▸ **Supplied text**
Re: [pcp-discuss:] Goal-directedness, control and freedom

From: Gavin Ritz (garritz@XTRA.CO.NZ)
Date: Fri Mar 02 2001 - 09:09:30 GMT

  • Next message: Francis Heylighen: "[pcp-discuss:] Fwd: New Paper: Definitions"

    Dear Shann and Francis (still unable to download your file, seems that all other
    files down load okay!!)

    This issue has perplexed me too because their are heuristic type goals or
    objectives (like values they are internal and invisible) which do seem to drive
    individuals and nations and organisations. At first glance it seems like their
    is no feedback back because the feedback loops are invisible. (but definitely
    there- I call it an invisible tensegrity structure). I have been trying to
    measure this for years by designing an algedonic measuring instrument. To say
    there is control or even regulation here is a very contentious issue. I have
    been measuring the algedonic signal anecdotally and physically of a particular
    organisation for three years and they have no conscious knowledge of how it
    effects them at all. The more I measure and observe the more incredible I find
    this force or tension. It seems to have a life of its own.(it is reflected how
    they do business, how and what their mission statement is, how and who they
    employ, how they behave, and even the type of structures they put in place- and
    often to the detriment of their business)

▸ **Required action 1**
In the mailing-list message on goal-directedness, rewrite the passage between "Re: [pcp-discuss:] Goal-directedness, control" and "down load okay!!)", inclusive, changing "Dear" to "Hello".
▸ **Required action 2**
Summarize the mailing-list message on goal-directedness in two sentences.
▸ **Required action 3**
Proceed with the mailing-list message on goal-directedness from the point at which it stops.

▸ **Recorded information**
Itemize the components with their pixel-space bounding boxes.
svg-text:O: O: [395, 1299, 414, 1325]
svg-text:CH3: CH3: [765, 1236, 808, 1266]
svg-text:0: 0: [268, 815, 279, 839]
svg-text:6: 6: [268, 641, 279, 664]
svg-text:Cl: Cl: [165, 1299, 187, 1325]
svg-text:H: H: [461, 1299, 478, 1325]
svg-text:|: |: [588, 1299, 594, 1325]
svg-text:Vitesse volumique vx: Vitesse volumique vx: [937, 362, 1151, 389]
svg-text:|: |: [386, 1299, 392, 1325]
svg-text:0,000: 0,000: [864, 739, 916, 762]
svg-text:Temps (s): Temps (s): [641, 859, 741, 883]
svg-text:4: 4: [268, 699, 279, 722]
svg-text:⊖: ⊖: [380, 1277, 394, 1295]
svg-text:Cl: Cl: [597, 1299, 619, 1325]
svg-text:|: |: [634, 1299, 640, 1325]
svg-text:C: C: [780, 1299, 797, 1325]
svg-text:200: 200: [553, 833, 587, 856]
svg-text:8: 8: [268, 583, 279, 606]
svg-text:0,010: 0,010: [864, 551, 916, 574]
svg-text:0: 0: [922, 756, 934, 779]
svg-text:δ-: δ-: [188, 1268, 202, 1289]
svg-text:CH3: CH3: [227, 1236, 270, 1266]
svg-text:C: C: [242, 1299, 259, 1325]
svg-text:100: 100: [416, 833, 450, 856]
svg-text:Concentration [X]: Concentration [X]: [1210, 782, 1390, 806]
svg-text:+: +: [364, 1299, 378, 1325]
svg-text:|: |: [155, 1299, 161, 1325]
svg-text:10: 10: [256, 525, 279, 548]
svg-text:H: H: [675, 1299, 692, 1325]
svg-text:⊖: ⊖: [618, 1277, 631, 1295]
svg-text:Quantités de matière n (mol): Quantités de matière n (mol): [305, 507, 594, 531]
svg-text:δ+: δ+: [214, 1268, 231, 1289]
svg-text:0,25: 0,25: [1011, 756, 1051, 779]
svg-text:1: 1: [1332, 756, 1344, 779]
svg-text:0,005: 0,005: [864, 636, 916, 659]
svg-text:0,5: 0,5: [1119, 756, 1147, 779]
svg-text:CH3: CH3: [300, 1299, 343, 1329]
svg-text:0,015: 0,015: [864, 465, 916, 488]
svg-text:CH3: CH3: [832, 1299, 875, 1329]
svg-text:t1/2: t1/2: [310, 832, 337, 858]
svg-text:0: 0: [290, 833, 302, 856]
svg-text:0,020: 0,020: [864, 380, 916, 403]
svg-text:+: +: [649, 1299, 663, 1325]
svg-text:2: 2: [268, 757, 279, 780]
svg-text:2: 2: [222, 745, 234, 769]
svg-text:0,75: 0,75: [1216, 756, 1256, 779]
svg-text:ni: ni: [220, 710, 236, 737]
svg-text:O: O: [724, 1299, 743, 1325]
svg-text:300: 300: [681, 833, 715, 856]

▸ **Answer box 1**
Re: [pcp-discuss:] Goal-directedness, control and freedom

From: Gavin Ritz (garritz@XTRA.CO.NZ)
Date: Fri Mar 02 2001 - 09:09:30 GMT

  • Next message: Francis Heylighen: "[pcp-discuss:] Fwd: New Paper: Definitions"

    Hello Shann and Francis (still unable to download your file, seems that all other
    files down load okay!!)

▸ **Answer box 2**
The writer says that heuristic goals or objectives, which like values are internal and invisible, seem to drive individuals, nations and organizations through feedback loops that are invisible but present. For three years the writer has measured the algedonic signal of one organization that has no conscious knowledge of its effect, and has found this force to be reflected in how the organization does business, employs and behaves, often to the detriment of its business.

▸ **Answer box 3**
    If one has algorithmic type goals then their is some cognition of some sorts and
    there is better control (or at least visible control, sometimes out of control)
    like a missile.

    If you want to read my article on heuristic "goal directiveness" you may go to
    my web site and down load the paper just above my name in pdf format. I have
    been looking at this issue for years now and it effects corporate governance in
    a big way. http://sites.netscape.net/gavinritz/homepage

    kindest
    gavin

    Francis Heylighen wrote:

    > Shann:
    >
    > >Thank you and Cliff for your paper which I found most informative.
    > >On the first page you define the word "control" as "maintenance of a
    > >goal by active compensation of perturbations".
    > >
    > >This definition means that control is dependent upon a goal being
    > >known and the need for feedback communication. In social
    > >organisations a goal may not be known or agreed upon and feedback
    > >can be problematical or non existent. It is possible to direct,
    > >command or order action on personal whims without an operational
    > >goal or without the need to obtain immediate feedback on the
    > >outcome. Regulation on the other hand requires feedback to allow
    > >"active compensation of perturbations".
    > >
    > >From my reading of Ashby's introduction to cybernetics your
    > >definition of control is how he uses the word "regulate".
    > >
    > >From your text your definition of control would also seem to mean regulate?
    > >Do you identify any difference between these two words?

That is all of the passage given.